**EXERCISE TASK:**
The records below are to be quoted in full; please keep every word exact.

## Begin LISTED ENTRIES

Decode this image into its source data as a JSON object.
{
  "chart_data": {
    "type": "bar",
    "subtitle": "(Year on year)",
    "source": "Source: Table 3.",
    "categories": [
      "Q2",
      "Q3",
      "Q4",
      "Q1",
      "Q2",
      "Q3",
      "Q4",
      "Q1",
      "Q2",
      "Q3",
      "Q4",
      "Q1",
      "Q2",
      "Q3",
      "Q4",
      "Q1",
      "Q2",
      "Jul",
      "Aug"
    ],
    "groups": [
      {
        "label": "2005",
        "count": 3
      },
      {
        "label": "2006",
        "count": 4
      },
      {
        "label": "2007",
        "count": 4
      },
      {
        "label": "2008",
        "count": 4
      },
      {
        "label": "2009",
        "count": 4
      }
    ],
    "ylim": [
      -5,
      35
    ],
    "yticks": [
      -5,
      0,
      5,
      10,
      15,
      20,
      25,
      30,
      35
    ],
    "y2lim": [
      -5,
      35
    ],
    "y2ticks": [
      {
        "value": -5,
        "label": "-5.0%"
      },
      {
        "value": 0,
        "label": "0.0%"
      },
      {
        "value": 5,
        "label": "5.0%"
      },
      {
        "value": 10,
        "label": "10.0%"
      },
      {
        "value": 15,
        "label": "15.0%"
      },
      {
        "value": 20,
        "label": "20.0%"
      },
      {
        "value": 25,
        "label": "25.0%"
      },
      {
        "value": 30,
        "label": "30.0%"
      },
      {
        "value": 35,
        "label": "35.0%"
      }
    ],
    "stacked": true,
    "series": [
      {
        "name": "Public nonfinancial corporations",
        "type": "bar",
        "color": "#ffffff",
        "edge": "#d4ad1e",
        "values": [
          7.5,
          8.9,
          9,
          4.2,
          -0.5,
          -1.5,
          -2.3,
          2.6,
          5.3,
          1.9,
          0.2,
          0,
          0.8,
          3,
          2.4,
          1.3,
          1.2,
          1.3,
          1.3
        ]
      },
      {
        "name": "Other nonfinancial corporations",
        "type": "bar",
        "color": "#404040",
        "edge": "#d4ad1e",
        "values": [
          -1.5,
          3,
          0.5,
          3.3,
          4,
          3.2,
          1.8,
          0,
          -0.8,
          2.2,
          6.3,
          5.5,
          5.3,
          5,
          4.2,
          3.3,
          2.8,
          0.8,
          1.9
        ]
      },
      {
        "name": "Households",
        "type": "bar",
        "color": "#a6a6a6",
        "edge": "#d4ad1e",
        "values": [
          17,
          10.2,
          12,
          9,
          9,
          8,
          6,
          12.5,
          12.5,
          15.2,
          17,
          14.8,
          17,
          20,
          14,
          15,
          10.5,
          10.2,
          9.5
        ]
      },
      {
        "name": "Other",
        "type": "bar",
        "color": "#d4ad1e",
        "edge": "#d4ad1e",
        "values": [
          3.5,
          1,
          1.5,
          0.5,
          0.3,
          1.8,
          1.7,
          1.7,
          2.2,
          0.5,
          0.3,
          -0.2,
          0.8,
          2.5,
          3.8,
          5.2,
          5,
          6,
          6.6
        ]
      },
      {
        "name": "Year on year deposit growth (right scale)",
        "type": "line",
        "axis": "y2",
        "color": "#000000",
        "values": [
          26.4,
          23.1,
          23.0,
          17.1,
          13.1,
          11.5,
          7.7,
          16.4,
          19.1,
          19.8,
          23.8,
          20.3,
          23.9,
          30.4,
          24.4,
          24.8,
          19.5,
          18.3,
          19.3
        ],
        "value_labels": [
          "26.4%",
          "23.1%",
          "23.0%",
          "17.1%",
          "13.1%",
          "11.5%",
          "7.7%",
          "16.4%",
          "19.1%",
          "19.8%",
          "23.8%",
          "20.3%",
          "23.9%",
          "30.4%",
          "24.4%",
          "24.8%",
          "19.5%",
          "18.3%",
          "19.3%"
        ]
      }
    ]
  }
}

## End LISTED ENTRIES

**THE REPLY:**
Decode this image into its source data as a JSON object.
{
  "chart_data": {
    "type": "bar",
    "subtitle": "(Year on year)",
    "source": "Source: Table 3.",
    "categories": [
      "Q2",
      "Q3",
      "Q4",
      "Q1",
      "Q2",
      "Q3",
      "Q4",
      "Q1",
      "Q2",
      "Q3",
      "Q4",
      "Q1",
      "Q2",
      "Q3",
      "Q4",
      "Q1",
      "Q2",
      "Jul",
      "Aug"
    ],
    "groups": [
      {
        "label": "2005",
        "count": 3
      },
      {
        "label": "2006",
        "count": 4
      },
      {
        "label": "2007",
        "count": 4
      },
      {
        "label": "2008",
        "count": 4
      },
      {
        "label": "2009",
        "count": 4
      }
    ],
    "ylim": [
      -5,
      35
    ],
    "yticks": [
      -5,
      0,
      5,
      10,
      15,
      20,
      25,
      30,
      35
    ],
    "y2lim": [
      -5,
      35
    ],
    "y2ticks": [
      {
        "value": -5,
        "label": "-5.0%"
      },
      {
        "value": 0,
        "label": "0.0%"
      },
      {
        "value": 5,
        "label": "5.0%"
      },
      {
        "value": 10,
        "label": "10.0%"
      },
      {
        "value": 15,
        "label": "15.0%"
      },
      {
        "value": 20,
        "label": "20.0%"
      },
      {
        "value": 25,
        "label": "25.0%"
      },
      {
        "value": 30,
        "label": "30.0%"
      },
      {
        "value": 35,
        "label": "35.0%"
      }
    ],
    "stacked": true,
    "series": [
      {
        "name": "Public nonfinancial corporations",
        "type": "bar",
        "color": "#ffffff",
        "edge": "#d4ad1e",
        "values": [
          7.5,
          8.9,
          9,
          4.2,
          -0.5,
          -1.5,
          -2.3,
          2.6,
          5.3,
          1.9,
          0.2,
          0,
          0.8,
          3,
          2.4,
          1.3,
          1.2,
          1.3,
          1.3
        ]
      },
      {
        "name": "Other nonfinancial corporations",
        "type": "bar",
        "color": "#404040",
        "edge": "#d4ad1e",
        "values": [
          -1.5,
          3,
          0.5,
          3.3,
          4,
          3.2,
          1.8,
          0,
          -0.8,
          2.2,
          6.3,
          5.5,
          5.3,
          5,
          4.2,
          3.3,
          2.8,
          0.8,
          1.9
        ]
      },
      {
        "name": "Households",
        "type": "bar",
        "color": "#a6a6a6",
        "edge": "#d4ad1e",
        "values": [
          17,
          10.2,
          12,
          9,
          9,
          8,
          6,
          12.5,
          12.5,
          15.2,
          17,
          14.8,
          17,
          20,
          14,
          15,
          10.5,
          10.2,
          9.5
        ]
      },
      {
        "name": "Other",
        "type": "bar",
        "color": "#d4ad1e",
        "edge": "#d4ad1e",
        "values": [
          3.5,
          1,
          1.5,
          0.5,
          0.3,
          1.8,
          1.7,
          1.7,
          2.2,
          0.5,
          0.3,
          -0.2,
          0.8,
          2.5,
          3.8,
          5.2,
          5,
          6,
          6.6
        ]
      },
      {
        "name": "Year on year deposit growth (right scale)",
        "type": "line",
        "axis": "y2",
        "color": "#000000",
        "values": [
          26.4,
          23.1,
          23.0,
          17.1,
          13.1,
          11.5,
          7.7,
          16.4,
          19.1,
          19.8,
          23.8,
          20.3,
          23.9,
          30.4,
          24.4,
          24.8,
          19.5,
          18.3,
          19.3
        ],
        "value_labels": [
          "26.4%",
          "23.1%",
          "23.0%",
          "17.1%",
          "13.1%",
          "11.5%",
          "7.7%",
          "16.4%",
          "19.1%",
          "19.8%",
          "23.8%",
          "20.3%",
          "23.9%",
          "30.4%",
          "24.4%",
          "24.8%",
          "19.5%",
          "18.3%",
          "19.3%"
        ]
      }
    ]
  }
}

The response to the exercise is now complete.